### The task
Find each line containing the string "name". Copy it.

### Dataset extract
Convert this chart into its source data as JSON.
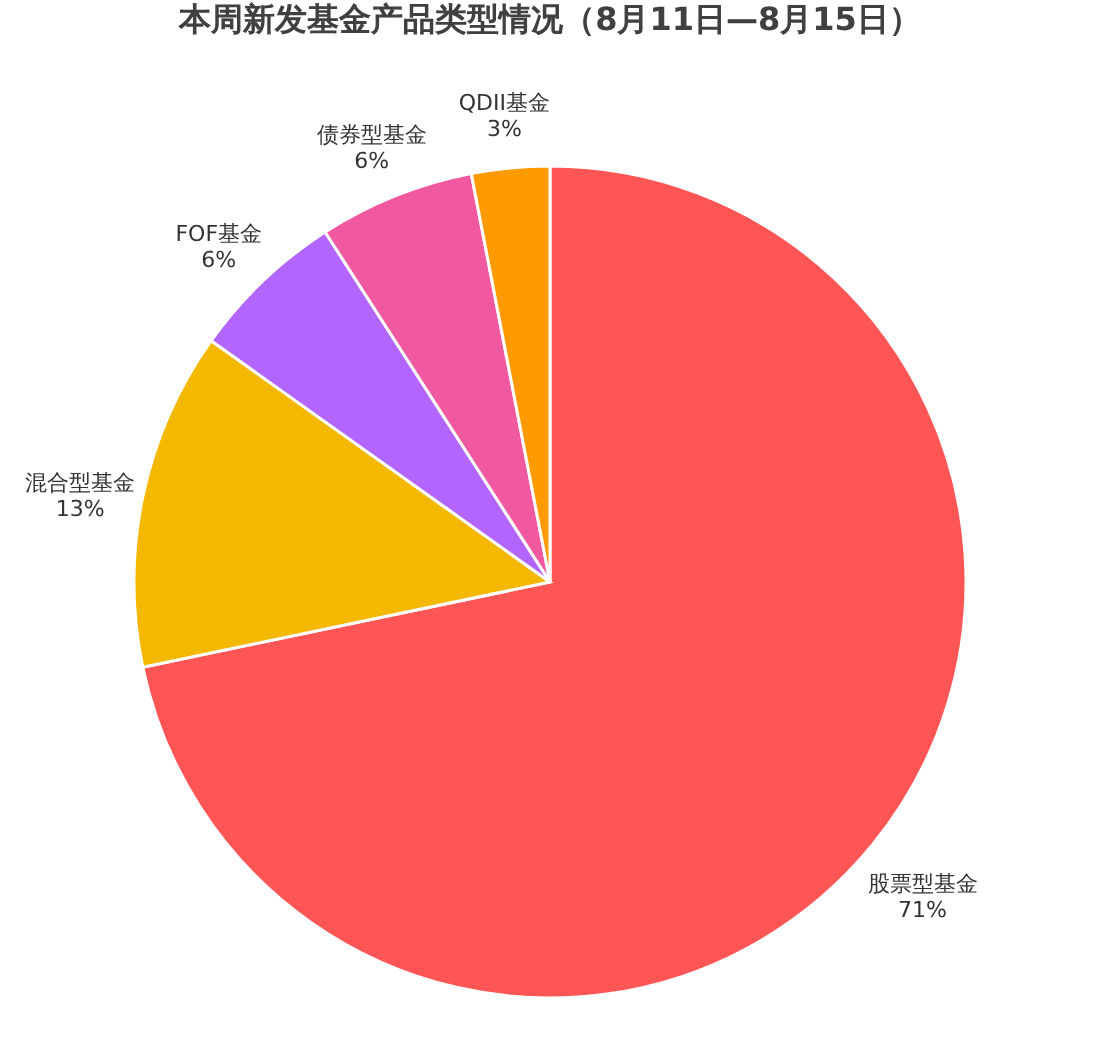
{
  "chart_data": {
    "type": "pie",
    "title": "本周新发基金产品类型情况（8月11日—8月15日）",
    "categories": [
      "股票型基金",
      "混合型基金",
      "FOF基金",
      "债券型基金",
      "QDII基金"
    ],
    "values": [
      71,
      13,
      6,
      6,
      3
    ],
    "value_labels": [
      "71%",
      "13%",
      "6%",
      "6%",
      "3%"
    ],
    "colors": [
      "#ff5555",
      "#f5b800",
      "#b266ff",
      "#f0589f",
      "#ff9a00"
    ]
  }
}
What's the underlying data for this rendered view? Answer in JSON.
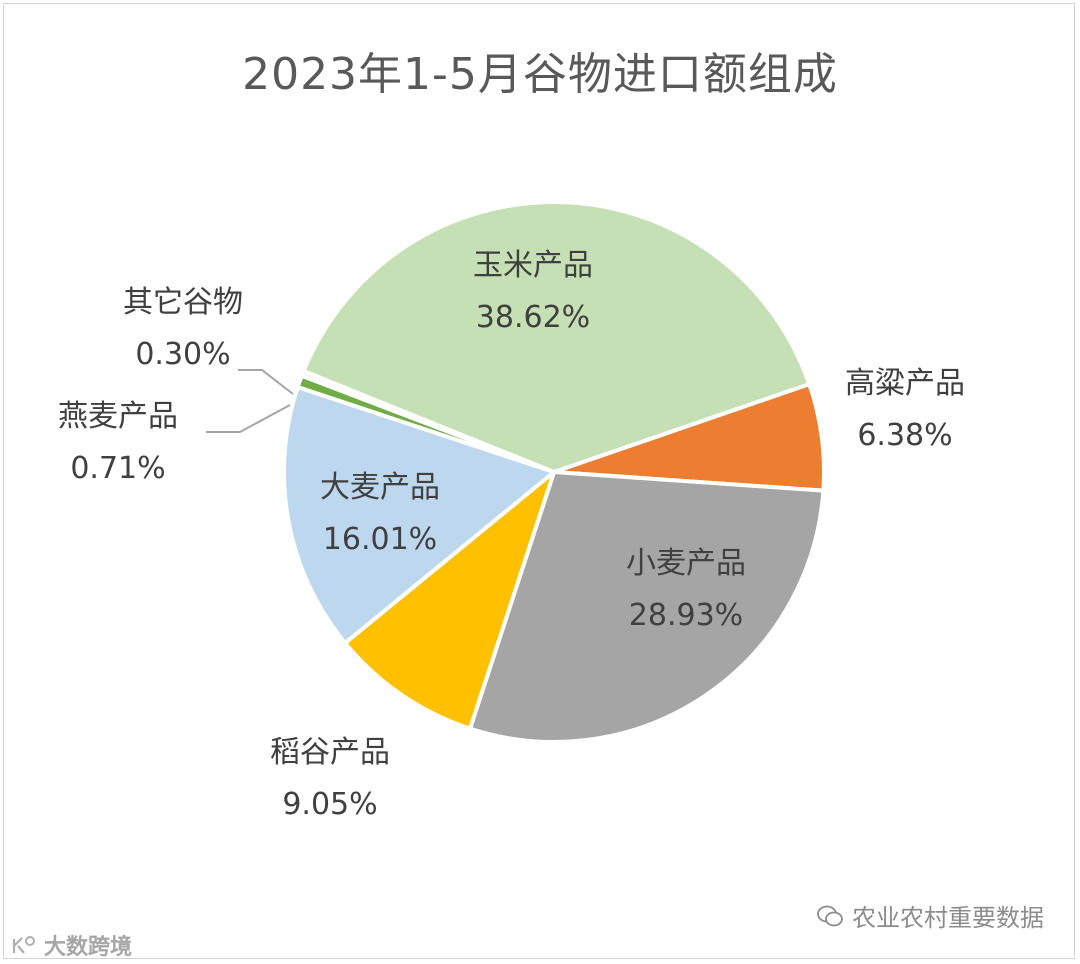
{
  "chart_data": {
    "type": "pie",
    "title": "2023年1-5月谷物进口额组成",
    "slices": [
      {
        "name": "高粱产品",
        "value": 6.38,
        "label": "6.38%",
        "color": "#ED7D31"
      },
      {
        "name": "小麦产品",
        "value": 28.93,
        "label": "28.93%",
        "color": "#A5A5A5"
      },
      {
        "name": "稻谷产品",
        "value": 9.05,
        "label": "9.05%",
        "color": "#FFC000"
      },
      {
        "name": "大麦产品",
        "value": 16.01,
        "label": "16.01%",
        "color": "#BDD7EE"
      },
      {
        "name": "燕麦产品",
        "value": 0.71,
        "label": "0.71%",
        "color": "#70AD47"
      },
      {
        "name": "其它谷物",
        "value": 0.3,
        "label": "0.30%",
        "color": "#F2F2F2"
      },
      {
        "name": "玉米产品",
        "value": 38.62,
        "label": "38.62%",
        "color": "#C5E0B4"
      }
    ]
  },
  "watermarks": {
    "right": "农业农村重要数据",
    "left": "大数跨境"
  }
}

...

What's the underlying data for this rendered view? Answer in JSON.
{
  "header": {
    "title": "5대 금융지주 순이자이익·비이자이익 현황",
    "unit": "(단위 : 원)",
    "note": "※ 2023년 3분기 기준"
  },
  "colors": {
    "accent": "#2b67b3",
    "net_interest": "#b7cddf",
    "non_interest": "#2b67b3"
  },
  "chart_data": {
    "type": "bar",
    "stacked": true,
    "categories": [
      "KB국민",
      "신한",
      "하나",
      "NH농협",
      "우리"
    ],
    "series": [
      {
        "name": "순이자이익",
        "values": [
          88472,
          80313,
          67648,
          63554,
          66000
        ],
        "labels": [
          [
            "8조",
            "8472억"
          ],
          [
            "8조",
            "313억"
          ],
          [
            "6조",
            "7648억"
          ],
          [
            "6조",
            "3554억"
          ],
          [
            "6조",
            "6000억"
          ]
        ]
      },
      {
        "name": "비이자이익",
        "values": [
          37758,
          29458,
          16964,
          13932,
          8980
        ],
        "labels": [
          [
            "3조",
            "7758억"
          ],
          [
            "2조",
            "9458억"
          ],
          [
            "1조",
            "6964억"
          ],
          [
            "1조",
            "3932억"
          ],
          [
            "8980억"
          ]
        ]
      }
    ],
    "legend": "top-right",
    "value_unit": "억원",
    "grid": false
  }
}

### Task result
        "name": "高粱产品",
        "name": "小麦产品",
        "name": "稻谷产品",
        "name": "大麦产品",
        "name": "燕麦产品",
        "name": "其它谷物",
        "name": "玉米产品",
        "name": "순이자이익",
        "name": "비이자이익",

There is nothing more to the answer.